--- START Given information ---

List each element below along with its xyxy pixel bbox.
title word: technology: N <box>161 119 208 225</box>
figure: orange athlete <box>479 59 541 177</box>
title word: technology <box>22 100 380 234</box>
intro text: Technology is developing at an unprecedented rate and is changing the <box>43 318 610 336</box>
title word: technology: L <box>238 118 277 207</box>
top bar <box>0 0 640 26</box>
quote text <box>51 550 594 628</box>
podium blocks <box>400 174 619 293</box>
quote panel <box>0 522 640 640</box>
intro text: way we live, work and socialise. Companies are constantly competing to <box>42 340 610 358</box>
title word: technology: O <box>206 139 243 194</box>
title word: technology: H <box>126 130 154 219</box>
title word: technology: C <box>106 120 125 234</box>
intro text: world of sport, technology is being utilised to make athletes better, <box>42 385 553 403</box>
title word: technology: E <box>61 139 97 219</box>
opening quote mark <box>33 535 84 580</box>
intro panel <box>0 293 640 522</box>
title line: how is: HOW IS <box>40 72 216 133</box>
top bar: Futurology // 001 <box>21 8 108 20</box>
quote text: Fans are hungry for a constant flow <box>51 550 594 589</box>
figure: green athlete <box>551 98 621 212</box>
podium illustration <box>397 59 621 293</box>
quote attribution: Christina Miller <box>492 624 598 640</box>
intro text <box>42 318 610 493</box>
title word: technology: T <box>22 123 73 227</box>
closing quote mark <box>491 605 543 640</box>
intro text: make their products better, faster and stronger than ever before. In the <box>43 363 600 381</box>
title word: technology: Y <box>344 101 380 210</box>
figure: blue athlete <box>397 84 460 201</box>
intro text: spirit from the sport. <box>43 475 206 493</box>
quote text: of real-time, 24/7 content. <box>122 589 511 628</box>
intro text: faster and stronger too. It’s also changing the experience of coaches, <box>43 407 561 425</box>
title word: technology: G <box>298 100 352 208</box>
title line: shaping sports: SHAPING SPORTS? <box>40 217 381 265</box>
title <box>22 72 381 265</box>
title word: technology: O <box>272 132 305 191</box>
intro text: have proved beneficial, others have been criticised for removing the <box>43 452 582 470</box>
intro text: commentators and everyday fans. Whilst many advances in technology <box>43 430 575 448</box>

--- END Given information ---

What you will do: Retype every line of the material above, character for character, with nothing changed or left out.

Solution for this exercise:
List each element below along with its xyxy pixel bbox.
title word: technology: N <box>161 119 208 225</box>
figure: orange athlete <box>479 59 541 177</box>
title word: technology <box>22 100 380 234</box>
intro text: Technology is developing at an unprecedented rate and is changing the <box>43 318 610 336</box>
title word: technology: L <box>238 118 277 207</box>
top bar <box>0 0 640 26</box>
quote text <box>51 550 594 628</box>
podium blocks <box>400 174 619 293</box>
quote panel <box>0 522 640 640</box>
intro text: way we live, work and socialise. Companies are constantly competing to <box>42 340 610 358</box>
title word: technology: O <box>206 139 243 194</box>
title word: technology: H <box>126 130 154 219</box>
title word: technology: C <box>106 120 125 234</box>
intro text: world of sport, technology is being utilised to make athletes better, <box>42 385 553 403</box>
title word: technology: E <box>61 139 97 219</box>
opening quote mark <box>33 535 84 580</box>
intro panel <box>0 293 640 522</box>
title line: how is: HOW IS <box>40 72 216 133</box>
top bar: Futurology // 001 <box>21 8 108 20</box>
quote text: Fans are hungry for a constant flow <box>51 550 594 589</box>
figure: green athlete <box>551 98 621 212</box>
podium illustration <box>397 59 621 293</box>
quote attribution: Christina Miller <box>492 624 598 640</box>
intro text <box>42 318 610 493</box>
title word: technology: T <box>22 123 73 227</box>
closing quote mark <box>491 605 543 640</box>
intro text: make their products better, faster and stronger than ever before. In the <box>43 363 600 381</box>
title word: technology: Y <box>344 101 380 210</box>
figure: blue athlete <box>397 84 460 201</box>
intro text: spirit from the sport. <box>43 475 206 493</box>
quote text: of real-time, 24/7 content. <box>122 589 511 628</box>
intro text: faster and stronger too. It’s also changing the experience of coaches, <box>43 407 561 425</box>
title word: technology: G <box>298 100 352 208</box>
title line: shaping sports: SHAPING SPORTS? <box>40 217 381 265</box>
title <box>22 72 381 265</box>
title word: technology: O <box>272 132 305 191</box>
intro text: have proved beneficial, others have been criticised for removing the <box>43 452 582 470</box>
intro text: commentators and everyday fans. Whilst many advances in technology <box>43 430 575 448</box>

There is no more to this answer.